**To do**
1/ Using the ath10k patch reply, answer these:
(a) On what date and at what time was the message sent?
(b) Which archive mirror hosts it?
(c) What is its Message-ID?
2/ List every email address that appears in the From and To lines of the ath10k patch reply.

**Text excerpt**
○ ○ ○ ○

Re: [PATCH] ath10k: Restart xmit queues below low-water mark.

linux-wireless.vger.kernel.org archive mirror
 help / color / mirror / Atom feed

From: "Toke Høiland-Jørgensen" <toke@toke.dk>
To: Ben Greear <greearb@candelatech.com>, linux-wireless@vger.kernel.org
Subject: Re: [PATCH] ath10k: Restart xmit queues below low-water mark.
Date: Wed, 29 Apr 2020 11:28:11 +0200	[thread overview]
Message-ID: <87sggmtzdg.fsf@toke.dk> (raw)

○ ○ ○ ○

**Supplied material**
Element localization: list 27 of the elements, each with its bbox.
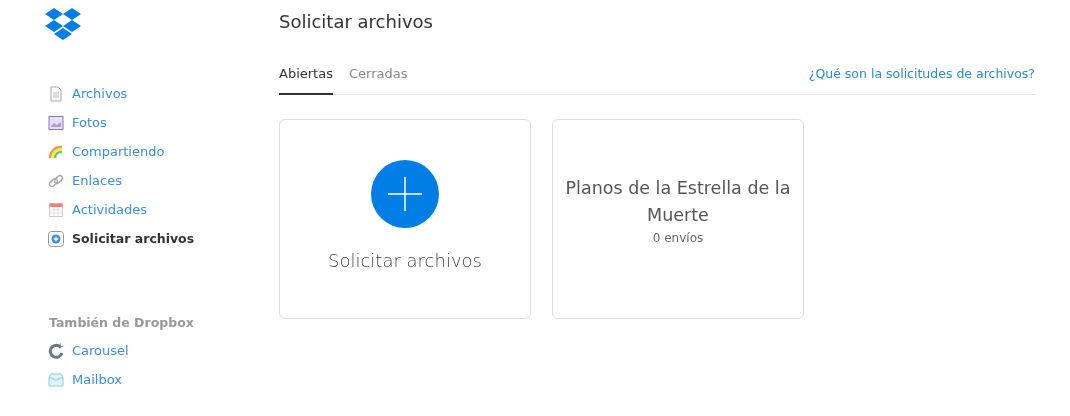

○ ○ ○ ○

**The answers**
1/
(a) Wed, 29 Apr 2020 11:28:11 +0200
(b) linux-wireless.vger.kernel.org
(c) <87sggmtzdg.fsf@toke.dk>

2/
- toke@toke.dk
- greearb@candelatech.com
- linux-wireless@vger.kernel.org